(Entries with figure data)

..............................

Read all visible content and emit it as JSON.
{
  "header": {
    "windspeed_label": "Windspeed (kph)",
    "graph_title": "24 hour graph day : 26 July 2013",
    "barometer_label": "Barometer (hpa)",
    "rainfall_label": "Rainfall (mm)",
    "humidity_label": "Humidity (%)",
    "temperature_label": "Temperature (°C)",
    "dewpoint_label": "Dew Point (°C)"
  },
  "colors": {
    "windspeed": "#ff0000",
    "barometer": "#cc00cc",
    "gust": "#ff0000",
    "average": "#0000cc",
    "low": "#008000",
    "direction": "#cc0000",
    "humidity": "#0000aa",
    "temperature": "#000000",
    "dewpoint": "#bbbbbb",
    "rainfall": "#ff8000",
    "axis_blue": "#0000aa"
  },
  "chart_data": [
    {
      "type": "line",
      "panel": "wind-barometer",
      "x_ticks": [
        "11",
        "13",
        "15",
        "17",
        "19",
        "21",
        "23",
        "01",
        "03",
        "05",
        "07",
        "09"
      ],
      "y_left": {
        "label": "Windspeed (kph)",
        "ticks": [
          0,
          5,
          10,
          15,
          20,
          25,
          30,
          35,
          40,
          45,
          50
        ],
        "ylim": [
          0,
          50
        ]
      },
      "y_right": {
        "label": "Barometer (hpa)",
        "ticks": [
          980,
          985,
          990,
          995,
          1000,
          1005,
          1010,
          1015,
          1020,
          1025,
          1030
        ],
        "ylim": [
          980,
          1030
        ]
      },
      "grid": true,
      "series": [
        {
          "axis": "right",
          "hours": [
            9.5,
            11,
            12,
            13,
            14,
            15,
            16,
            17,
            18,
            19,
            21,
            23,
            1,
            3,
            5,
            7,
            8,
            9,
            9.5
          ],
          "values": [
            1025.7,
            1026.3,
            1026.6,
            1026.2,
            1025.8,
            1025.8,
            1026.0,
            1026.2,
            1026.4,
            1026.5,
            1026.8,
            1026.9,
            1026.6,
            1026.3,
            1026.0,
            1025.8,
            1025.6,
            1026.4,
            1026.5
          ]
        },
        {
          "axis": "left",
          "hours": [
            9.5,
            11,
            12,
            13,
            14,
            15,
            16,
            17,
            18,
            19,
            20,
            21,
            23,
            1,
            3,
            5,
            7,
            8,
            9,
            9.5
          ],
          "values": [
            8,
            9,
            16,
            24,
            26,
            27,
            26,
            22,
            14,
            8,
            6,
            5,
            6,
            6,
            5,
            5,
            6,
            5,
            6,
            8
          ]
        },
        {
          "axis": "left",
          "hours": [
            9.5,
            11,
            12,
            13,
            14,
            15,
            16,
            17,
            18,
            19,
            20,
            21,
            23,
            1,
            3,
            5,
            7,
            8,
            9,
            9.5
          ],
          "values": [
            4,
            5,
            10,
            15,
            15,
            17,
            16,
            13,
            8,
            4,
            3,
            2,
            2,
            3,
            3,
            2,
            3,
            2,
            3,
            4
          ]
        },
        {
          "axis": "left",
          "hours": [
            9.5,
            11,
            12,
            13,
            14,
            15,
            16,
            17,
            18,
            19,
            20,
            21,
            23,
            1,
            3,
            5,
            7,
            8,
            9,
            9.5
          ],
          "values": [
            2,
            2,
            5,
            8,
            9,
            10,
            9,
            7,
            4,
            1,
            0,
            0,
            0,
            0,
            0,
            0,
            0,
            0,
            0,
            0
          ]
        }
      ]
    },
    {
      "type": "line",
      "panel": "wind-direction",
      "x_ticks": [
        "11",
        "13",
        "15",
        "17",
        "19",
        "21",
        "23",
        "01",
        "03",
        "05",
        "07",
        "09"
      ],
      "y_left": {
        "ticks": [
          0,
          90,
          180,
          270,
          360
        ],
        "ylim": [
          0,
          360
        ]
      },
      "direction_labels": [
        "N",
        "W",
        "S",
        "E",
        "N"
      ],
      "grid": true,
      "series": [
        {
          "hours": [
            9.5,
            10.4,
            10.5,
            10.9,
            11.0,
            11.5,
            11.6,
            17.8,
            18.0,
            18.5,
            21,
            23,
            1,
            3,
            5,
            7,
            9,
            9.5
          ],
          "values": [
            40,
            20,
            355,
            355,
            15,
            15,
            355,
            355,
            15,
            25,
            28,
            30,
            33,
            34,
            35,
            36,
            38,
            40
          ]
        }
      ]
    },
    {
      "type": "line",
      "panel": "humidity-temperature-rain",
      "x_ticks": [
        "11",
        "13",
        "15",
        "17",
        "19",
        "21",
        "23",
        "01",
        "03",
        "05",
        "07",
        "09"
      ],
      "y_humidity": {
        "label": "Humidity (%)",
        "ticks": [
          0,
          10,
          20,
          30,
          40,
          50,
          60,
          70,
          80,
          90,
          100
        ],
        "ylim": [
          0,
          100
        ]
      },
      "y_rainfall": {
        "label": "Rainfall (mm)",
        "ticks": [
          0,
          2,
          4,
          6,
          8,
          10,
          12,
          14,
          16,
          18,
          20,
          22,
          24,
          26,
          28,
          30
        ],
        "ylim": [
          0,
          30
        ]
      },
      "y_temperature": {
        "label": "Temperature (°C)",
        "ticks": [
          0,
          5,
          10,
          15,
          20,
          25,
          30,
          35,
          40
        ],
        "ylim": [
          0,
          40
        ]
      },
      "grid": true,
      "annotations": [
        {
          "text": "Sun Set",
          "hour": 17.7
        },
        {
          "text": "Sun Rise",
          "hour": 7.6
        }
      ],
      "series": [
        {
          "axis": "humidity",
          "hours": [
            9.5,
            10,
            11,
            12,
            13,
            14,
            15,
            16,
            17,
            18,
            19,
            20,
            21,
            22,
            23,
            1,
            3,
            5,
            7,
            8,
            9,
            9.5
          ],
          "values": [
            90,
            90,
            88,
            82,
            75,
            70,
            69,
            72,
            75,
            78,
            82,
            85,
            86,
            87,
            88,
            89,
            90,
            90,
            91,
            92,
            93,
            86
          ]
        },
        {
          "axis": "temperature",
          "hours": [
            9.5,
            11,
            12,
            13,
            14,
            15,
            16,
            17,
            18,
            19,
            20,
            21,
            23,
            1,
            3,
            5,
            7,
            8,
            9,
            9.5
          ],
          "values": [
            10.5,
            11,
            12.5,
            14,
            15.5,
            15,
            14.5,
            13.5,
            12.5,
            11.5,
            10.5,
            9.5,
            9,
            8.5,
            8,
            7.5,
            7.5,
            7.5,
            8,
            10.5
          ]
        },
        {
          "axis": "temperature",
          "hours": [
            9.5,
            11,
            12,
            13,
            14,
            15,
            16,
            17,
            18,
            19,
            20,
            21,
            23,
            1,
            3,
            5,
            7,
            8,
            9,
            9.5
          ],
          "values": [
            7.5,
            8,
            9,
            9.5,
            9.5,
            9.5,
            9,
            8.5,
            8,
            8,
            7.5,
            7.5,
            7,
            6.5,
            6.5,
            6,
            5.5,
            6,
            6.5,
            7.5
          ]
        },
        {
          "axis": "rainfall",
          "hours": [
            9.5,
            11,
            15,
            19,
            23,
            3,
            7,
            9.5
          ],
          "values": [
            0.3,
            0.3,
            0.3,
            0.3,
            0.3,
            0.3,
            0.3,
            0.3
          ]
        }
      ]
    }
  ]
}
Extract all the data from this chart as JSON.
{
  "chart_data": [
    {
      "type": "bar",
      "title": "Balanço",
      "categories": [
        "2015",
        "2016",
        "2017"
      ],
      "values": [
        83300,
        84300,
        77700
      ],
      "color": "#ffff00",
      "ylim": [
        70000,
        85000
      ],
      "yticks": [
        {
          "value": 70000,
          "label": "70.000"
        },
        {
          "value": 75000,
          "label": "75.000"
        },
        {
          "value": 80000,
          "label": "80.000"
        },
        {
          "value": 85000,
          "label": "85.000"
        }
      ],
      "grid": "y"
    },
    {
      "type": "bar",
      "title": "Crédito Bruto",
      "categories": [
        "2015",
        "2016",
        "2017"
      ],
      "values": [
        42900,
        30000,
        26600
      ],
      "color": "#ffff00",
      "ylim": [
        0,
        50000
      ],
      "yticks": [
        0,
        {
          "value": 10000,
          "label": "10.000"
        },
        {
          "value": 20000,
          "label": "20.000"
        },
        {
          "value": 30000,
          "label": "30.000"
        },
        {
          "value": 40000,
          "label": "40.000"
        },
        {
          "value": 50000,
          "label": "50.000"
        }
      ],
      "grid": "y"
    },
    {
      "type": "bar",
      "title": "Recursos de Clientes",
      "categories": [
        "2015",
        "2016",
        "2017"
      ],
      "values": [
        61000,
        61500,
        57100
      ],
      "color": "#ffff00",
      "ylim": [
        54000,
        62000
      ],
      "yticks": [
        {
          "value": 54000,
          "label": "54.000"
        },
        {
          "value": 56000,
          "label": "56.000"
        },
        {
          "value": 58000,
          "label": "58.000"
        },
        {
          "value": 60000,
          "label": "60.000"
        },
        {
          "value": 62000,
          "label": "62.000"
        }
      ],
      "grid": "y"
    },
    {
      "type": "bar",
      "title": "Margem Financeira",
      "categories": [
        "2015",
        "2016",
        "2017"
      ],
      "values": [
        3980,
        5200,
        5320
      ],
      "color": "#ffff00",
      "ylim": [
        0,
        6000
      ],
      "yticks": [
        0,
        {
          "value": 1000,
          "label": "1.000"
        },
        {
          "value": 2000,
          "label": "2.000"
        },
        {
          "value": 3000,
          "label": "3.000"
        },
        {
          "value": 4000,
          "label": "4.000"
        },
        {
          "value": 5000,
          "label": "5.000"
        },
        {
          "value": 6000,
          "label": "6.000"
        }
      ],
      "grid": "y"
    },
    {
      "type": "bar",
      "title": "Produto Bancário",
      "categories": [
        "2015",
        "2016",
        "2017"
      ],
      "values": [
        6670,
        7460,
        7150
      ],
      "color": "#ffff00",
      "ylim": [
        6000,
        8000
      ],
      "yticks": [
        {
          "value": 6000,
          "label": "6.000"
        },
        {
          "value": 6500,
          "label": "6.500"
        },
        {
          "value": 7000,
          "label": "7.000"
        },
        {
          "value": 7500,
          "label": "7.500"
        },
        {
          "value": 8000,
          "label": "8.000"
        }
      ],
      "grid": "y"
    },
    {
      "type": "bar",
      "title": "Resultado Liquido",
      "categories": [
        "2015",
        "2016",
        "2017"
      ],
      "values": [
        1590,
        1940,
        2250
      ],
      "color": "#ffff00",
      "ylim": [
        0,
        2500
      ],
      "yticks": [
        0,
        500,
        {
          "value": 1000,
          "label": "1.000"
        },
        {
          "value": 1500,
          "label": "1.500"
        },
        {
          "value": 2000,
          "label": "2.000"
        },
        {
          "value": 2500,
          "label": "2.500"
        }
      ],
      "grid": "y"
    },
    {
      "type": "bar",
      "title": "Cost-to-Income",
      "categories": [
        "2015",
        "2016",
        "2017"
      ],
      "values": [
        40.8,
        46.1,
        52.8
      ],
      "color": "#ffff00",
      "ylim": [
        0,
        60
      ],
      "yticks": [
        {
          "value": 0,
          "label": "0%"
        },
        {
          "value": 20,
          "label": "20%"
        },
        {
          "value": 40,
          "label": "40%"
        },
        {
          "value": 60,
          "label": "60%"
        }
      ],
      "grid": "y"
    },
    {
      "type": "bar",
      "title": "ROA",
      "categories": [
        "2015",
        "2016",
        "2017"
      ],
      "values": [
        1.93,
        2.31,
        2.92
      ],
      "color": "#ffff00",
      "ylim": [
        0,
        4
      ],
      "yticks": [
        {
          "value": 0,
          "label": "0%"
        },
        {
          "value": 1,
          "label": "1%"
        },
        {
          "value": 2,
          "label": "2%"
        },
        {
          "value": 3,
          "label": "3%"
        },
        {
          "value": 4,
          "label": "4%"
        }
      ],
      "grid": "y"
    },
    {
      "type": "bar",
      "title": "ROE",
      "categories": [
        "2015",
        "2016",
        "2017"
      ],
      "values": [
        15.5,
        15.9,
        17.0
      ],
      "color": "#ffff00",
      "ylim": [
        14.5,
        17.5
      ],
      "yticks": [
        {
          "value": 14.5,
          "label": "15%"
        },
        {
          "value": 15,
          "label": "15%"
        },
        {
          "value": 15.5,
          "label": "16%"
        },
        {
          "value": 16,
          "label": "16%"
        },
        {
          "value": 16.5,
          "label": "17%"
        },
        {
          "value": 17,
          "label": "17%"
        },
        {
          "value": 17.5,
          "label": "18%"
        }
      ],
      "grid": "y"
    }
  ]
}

..............................

Using the listing, collect all lines in which the string "panel" is found.

* Correct result:
      "panel": "wind-barometer",
      "panel": "wind-direction",
      "panel": "humidity-temperature-rain",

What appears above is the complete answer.